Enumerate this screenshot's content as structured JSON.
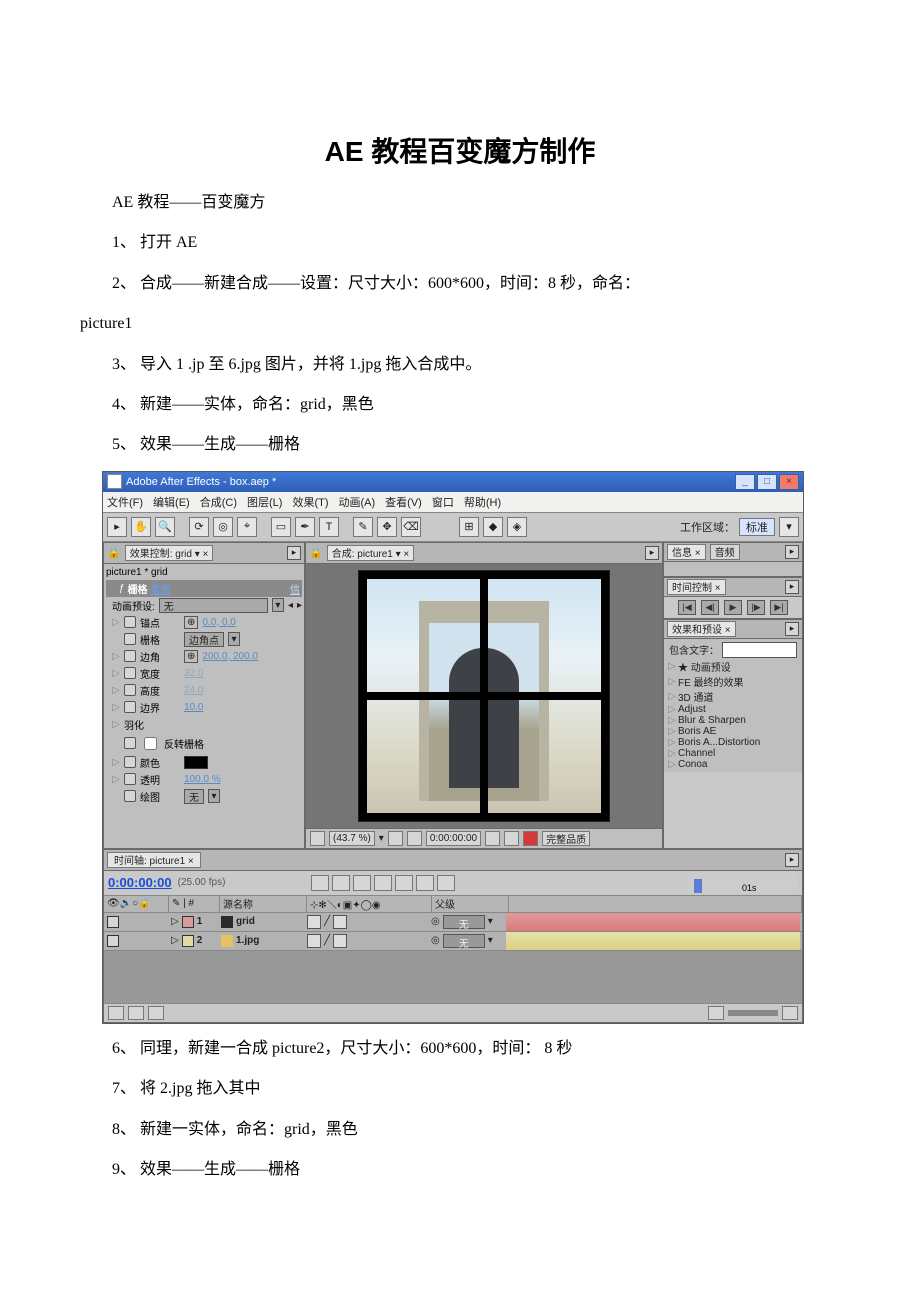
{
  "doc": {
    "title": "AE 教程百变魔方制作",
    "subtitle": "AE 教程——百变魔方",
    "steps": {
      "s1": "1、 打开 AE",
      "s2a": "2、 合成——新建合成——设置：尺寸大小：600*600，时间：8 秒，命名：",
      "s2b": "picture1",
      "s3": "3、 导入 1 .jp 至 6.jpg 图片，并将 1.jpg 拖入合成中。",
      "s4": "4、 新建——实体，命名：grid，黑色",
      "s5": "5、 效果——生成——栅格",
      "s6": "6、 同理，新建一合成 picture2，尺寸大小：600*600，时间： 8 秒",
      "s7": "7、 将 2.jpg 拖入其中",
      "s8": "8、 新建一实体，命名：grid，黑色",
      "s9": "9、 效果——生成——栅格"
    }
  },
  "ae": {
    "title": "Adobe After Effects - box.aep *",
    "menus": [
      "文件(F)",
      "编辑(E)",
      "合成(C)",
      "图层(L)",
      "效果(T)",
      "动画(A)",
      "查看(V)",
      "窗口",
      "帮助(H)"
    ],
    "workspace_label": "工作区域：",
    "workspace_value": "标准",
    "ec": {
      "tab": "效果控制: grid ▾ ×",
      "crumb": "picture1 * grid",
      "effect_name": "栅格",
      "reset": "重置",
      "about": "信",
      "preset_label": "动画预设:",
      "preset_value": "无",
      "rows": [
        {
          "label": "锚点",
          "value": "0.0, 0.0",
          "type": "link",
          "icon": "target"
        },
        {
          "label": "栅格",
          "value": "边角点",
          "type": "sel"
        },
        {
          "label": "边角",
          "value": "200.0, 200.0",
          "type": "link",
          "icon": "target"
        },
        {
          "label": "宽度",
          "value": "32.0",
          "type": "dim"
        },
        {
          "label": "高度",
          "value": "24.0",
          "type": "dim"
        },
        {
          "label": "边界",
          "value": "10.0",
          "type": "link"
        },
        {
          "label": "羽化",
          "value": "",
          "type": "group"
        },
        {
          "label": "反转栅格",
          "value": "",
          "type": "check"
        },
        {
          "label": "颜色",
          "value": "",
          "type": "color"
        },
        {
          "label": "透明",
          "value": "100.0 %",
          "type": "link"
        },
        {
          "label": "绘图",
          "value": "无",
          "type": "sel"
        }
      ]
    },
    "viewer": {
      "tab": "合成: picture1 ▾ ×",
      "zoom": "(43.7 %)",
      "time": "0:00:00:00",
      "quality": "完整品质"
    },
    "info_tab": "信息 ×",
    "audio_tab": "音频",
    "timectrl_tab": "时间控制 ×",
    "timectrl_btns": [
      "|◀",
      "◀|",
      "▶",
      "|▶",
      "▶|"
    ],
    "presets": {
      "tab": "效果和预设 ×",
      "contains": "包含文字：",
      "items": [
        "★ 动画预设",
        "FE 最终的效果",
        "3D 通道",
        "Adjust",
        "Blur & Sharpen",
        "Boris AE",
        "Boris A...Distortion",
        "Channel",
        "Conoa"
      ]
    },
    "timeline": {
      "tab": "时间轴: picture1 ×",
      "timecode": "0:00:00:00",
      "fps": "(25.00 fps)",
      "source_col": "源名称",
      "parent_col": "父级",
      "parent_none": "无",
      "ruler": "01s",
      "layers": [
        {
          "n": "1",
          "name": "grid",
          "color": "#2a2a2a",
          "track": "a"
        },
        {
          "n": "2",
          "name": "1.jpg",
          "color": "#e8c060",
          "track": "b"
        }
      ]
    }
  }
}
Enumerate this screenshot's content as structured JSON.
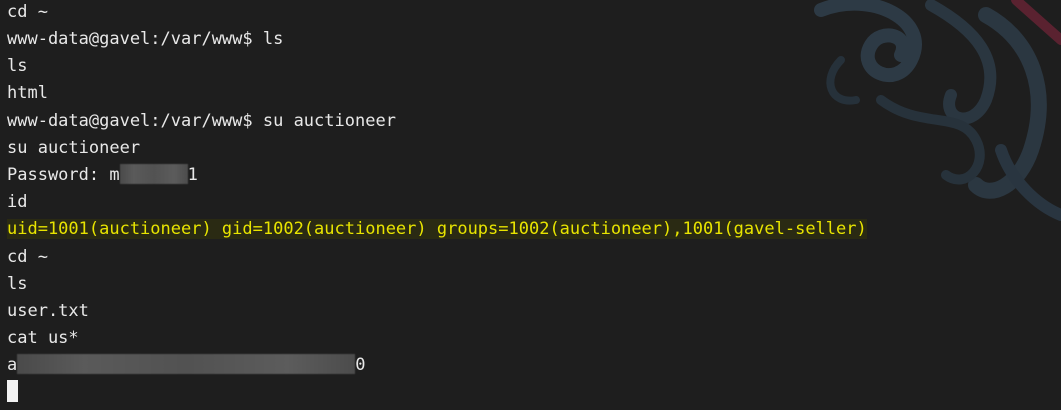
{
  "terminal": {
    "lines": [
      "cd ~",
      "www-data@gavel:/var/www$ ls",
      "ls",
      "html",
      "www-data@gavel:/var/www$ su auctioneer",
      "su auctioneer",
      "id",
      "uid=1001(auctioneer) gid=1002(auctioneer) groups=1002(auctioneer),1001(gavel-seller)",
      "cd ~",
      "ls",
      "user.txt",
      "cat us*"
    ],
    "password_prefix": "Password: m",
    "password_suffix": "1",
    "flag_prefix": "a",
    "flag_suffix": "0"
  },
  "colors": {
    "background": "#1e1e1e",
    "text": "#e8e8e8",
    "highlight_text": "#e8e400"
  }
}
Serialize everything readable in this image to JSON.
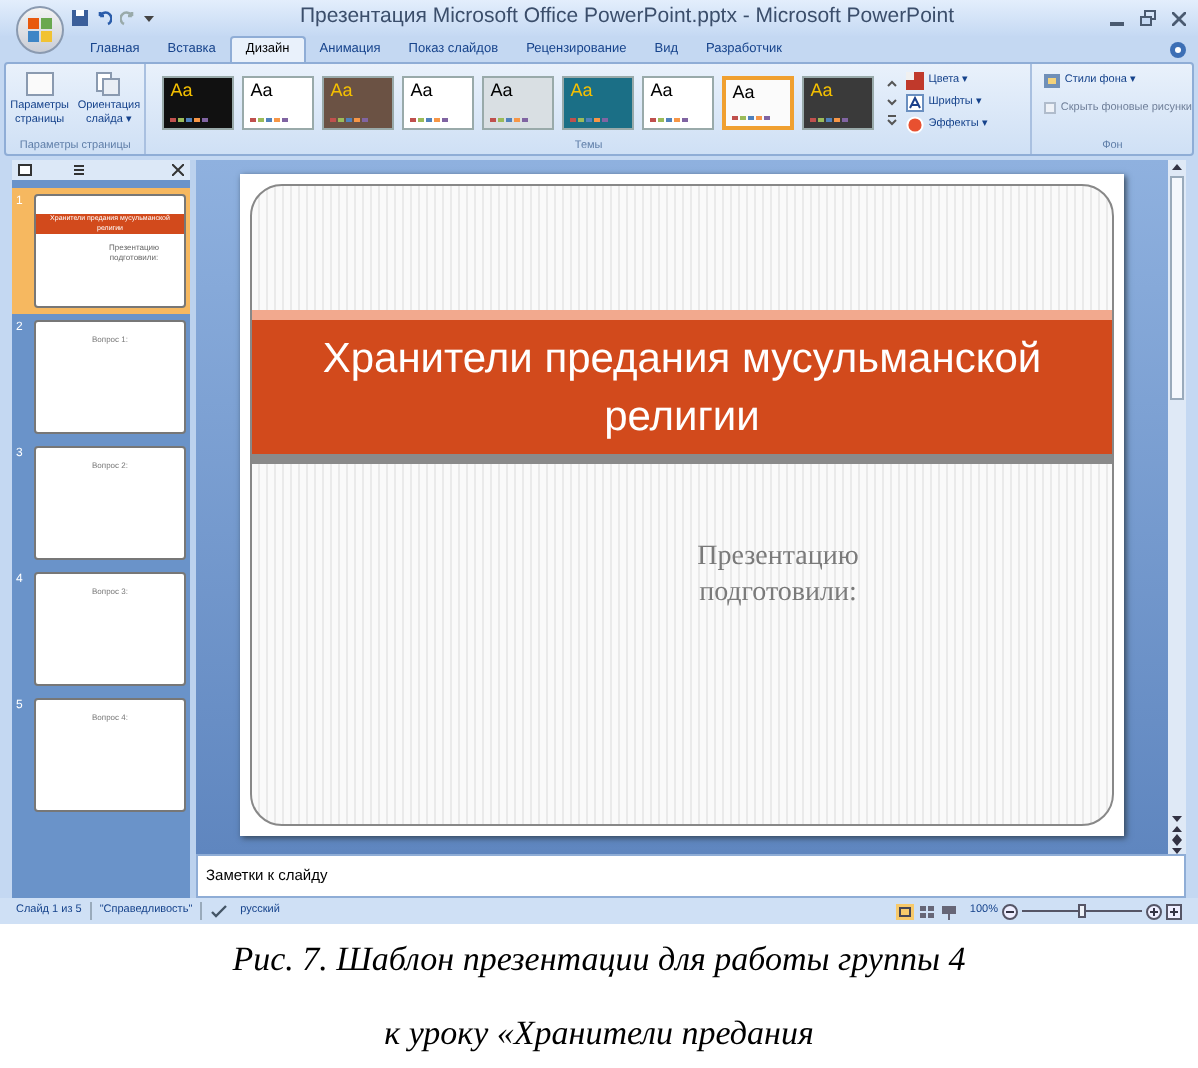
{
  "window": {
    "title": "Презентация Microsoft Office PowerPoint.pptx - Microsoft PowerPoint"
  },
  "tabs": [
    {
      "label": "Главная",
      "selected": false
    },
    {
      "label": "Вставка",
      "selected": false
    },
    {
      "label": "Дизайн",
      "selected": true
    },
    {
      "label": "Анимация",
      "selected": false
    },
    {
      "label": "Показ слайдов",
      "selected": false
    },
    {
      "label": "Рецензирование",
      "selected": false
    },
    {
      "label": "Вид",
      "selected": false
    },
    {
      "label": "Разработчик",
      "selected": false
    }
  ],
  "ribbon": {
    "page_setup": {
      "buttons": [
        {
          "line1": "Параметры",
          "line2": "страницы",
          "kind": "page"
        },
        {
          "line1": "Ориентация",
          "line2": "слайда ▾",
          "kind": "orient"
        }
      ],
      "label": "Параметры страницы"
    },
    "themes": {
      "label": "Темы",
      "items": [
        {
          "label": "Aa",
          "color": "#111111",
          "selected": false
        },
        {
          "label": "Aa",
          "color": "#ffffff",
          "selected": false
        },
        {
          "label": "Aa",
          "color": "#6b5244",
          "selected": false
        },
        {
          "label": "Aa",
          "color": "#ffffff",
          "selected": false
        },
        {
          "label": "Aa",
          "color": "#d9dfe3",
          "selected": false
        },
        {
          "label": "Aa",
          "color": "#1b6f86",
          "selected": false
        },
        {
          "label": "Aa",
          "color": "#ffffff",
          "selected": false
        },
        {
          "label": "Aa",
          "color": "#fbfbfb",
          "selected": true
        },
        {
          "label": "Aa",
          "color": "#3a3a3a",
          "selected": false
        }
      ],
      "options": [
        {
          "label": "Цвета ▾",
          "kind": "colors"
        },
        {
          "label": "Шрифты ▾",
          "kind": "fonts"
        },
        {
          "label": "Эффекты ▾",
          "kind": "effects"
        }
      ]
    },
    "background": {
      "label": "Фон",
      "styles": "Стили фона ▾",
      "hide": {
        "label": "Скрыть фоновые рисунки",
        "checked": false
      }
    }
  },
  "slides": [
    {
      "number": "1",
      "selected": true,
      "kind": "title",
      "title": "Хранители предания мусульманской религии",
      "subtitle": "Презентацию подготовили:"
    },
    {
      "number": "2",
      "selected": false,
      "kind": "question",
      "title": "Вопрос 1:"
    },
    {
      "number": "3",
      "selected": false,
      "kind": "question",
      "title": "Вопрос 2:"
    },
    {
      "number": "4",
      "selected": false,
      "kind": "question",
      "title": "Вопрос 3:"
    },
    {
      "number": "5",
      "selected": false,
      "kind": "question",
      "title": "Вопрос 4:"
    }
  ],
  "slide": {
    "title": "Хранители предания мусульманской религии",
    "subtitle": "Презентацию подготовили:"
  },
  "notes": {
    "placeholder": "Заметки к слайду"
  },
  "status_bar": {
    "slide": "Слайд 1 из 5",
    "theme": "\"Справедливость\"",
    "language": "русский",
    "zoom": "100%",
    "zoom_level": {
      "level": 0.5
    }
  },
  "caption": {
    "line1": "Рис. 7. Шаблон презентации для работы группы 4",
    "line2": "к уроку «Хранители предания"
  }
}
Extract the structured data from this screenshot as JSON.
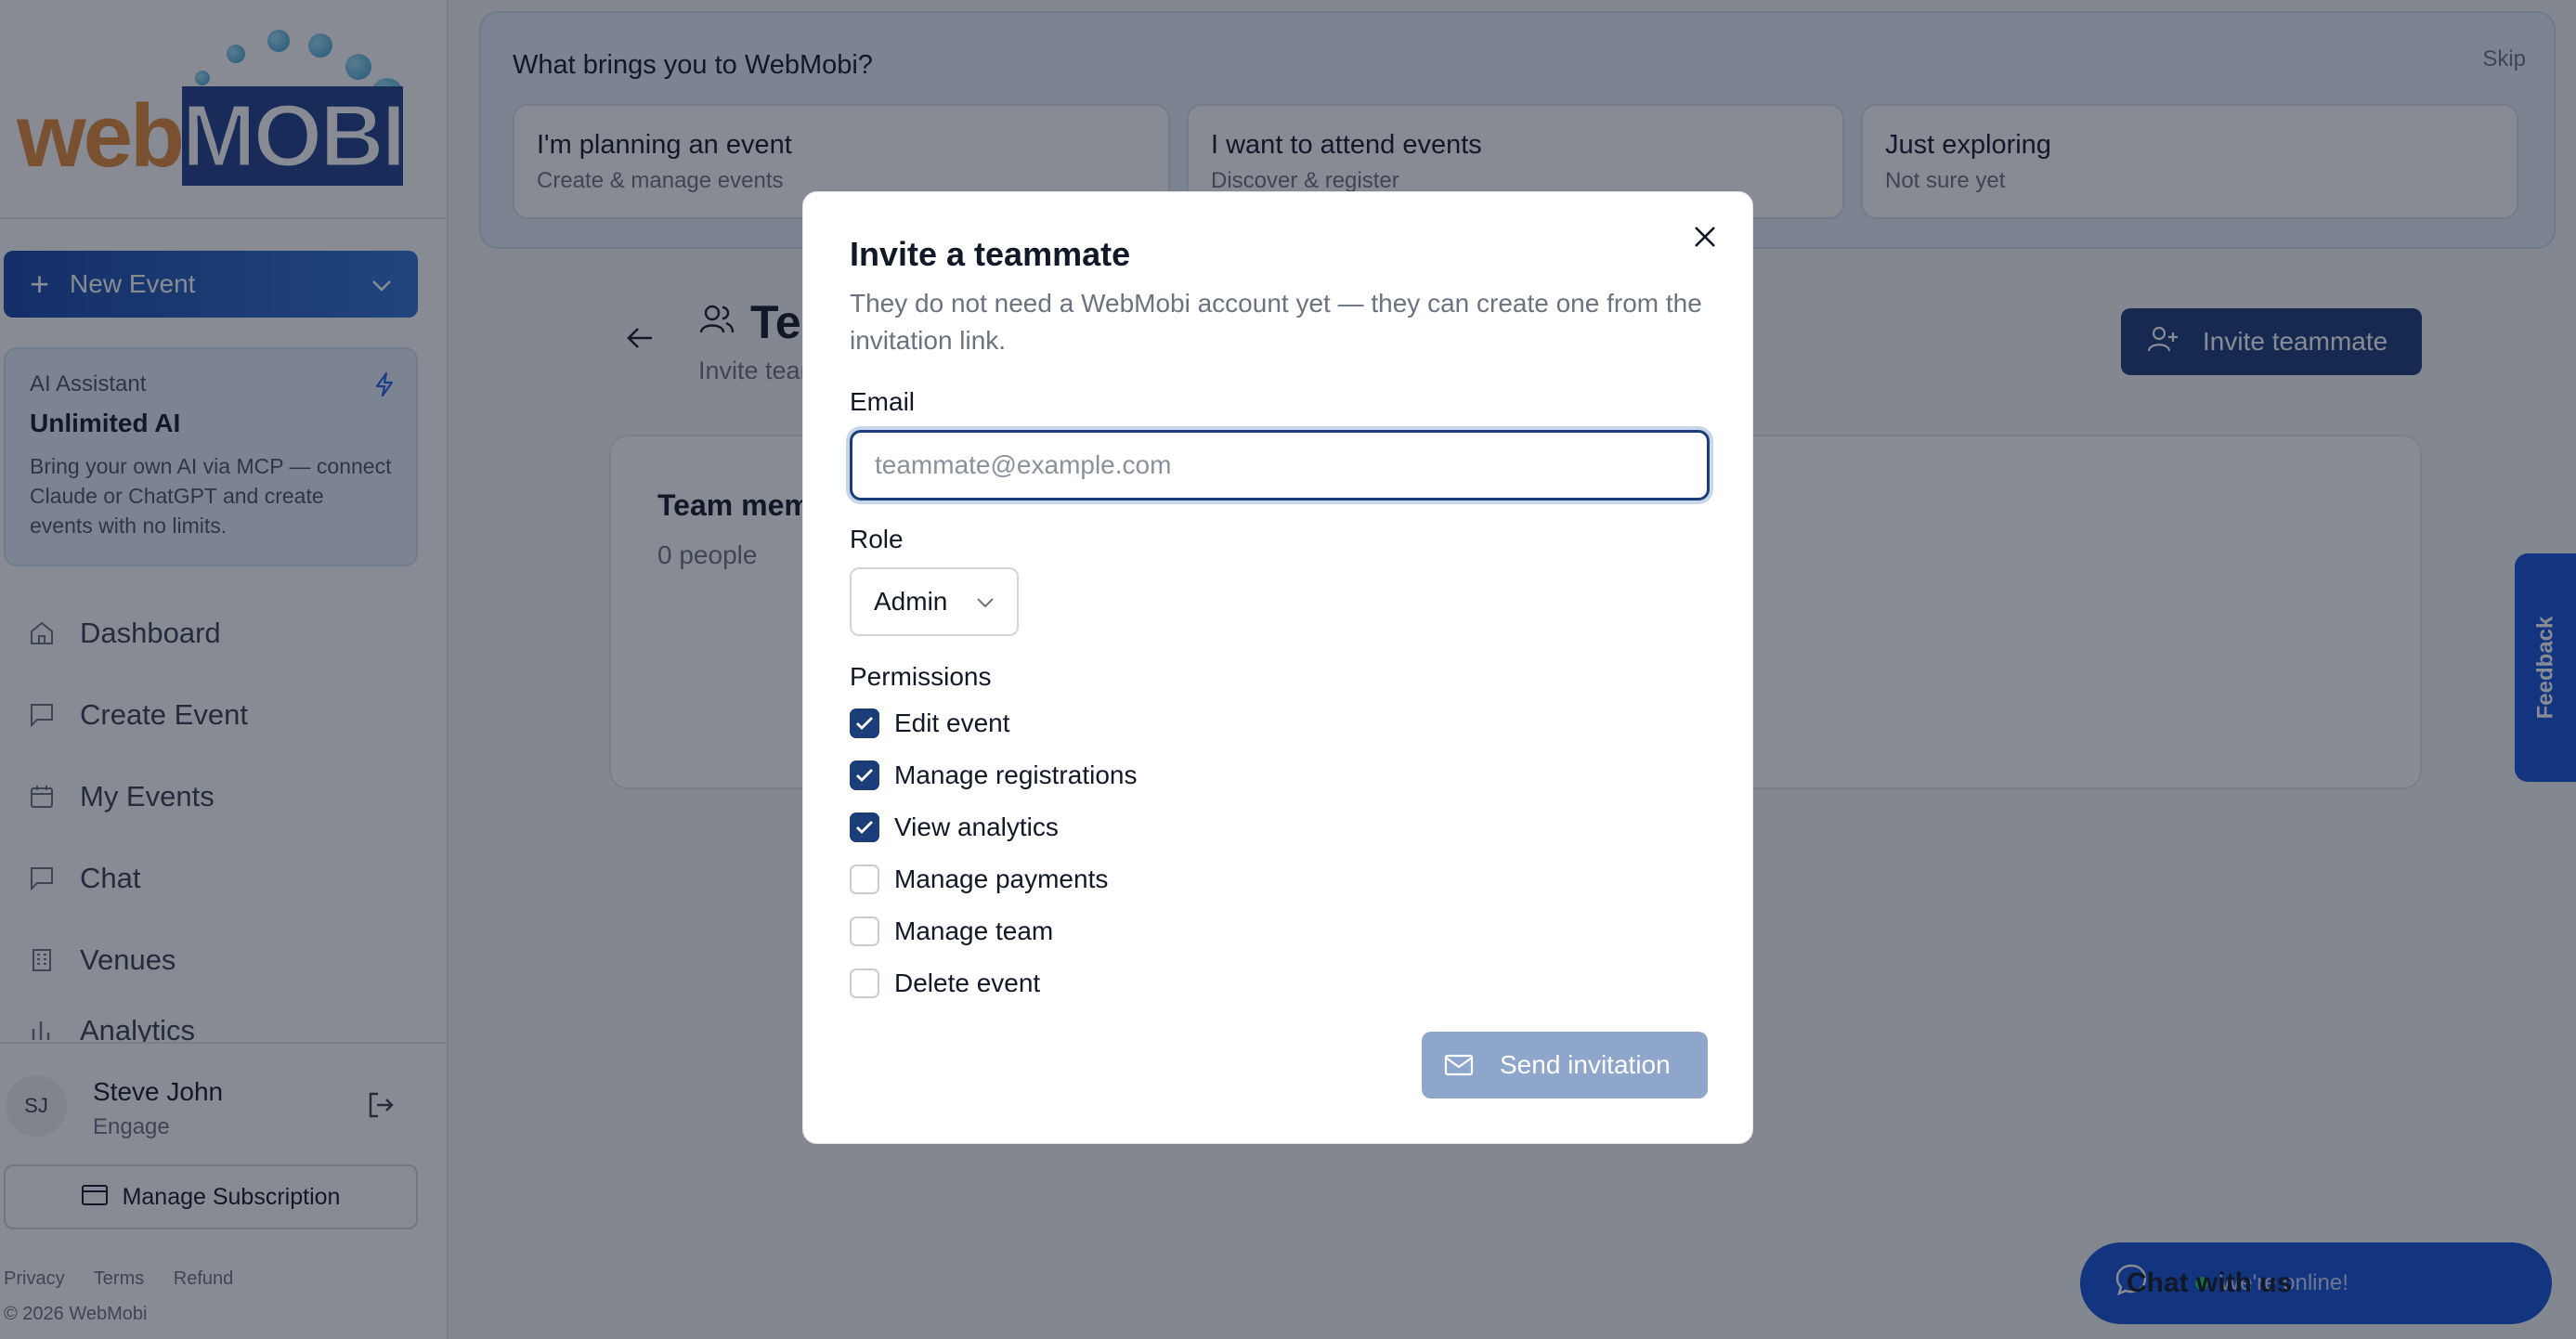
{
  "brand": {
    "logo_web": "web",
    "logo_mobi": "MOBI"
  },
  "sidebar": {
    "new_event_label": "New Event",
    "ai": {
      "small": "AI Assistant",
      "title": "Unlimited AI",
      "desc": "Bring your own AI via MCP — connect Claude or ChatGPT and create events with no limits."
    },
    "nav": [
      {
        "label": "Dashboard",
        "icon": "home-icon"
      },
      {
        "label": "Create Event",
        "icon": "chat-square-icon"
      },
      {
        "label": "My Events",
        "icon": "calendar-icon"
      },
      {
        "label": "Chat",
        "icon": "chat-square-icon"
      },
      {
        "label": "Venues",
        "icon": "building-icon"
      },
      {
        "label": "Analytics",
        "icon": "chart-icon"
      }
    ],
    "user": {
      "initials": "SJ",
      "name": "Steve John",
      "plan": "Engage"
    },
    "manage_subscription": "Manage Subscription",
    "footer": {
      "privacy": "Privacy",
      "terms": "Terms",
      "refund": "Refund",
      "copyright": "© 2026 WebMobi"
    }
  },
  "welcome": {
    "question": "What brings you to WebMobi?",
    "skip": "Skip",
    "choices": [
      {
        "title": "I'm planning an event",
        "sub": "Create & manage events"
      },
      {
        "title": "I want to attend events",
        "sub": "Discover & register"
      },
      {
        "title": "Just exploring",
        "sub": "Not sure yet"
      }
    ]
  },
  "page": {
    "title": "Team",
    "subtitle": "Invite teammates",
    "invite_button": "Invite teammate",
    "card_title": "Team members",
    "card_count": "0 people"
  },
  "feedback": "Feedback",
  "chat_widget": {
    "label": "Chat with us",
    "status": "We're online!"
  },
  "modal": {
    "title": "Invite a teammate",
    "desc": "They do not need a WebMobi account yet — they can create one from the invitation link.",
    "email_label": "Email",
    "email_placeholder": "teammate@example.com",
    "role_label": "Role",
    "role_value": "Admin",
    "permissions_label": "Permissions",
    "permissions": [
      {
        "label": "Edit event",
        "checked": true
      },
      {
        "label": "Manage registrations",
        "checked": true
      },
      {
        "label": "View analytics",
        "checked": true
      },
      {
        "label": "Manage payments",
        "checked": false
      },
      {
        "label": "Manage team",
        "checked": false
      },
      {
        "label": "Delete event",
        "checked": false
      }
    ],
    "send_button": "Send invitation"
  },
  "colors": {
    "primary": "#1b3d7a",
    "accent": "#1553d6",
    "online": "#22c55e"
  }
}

********************

*THE EXERCISE*.
Lines holding the word "kind" in the entries above are the ones to pull out. Copy them all.

*RESULT*.
          "kind": "page"
          "kind": "orient"
          "kind": "colors"
          "kind": "fonts"
          "kind": "effects"
      "kind": "title",
      "kind": "question",
      "kind": "question",
      "kind": "question",
      "kind": "question",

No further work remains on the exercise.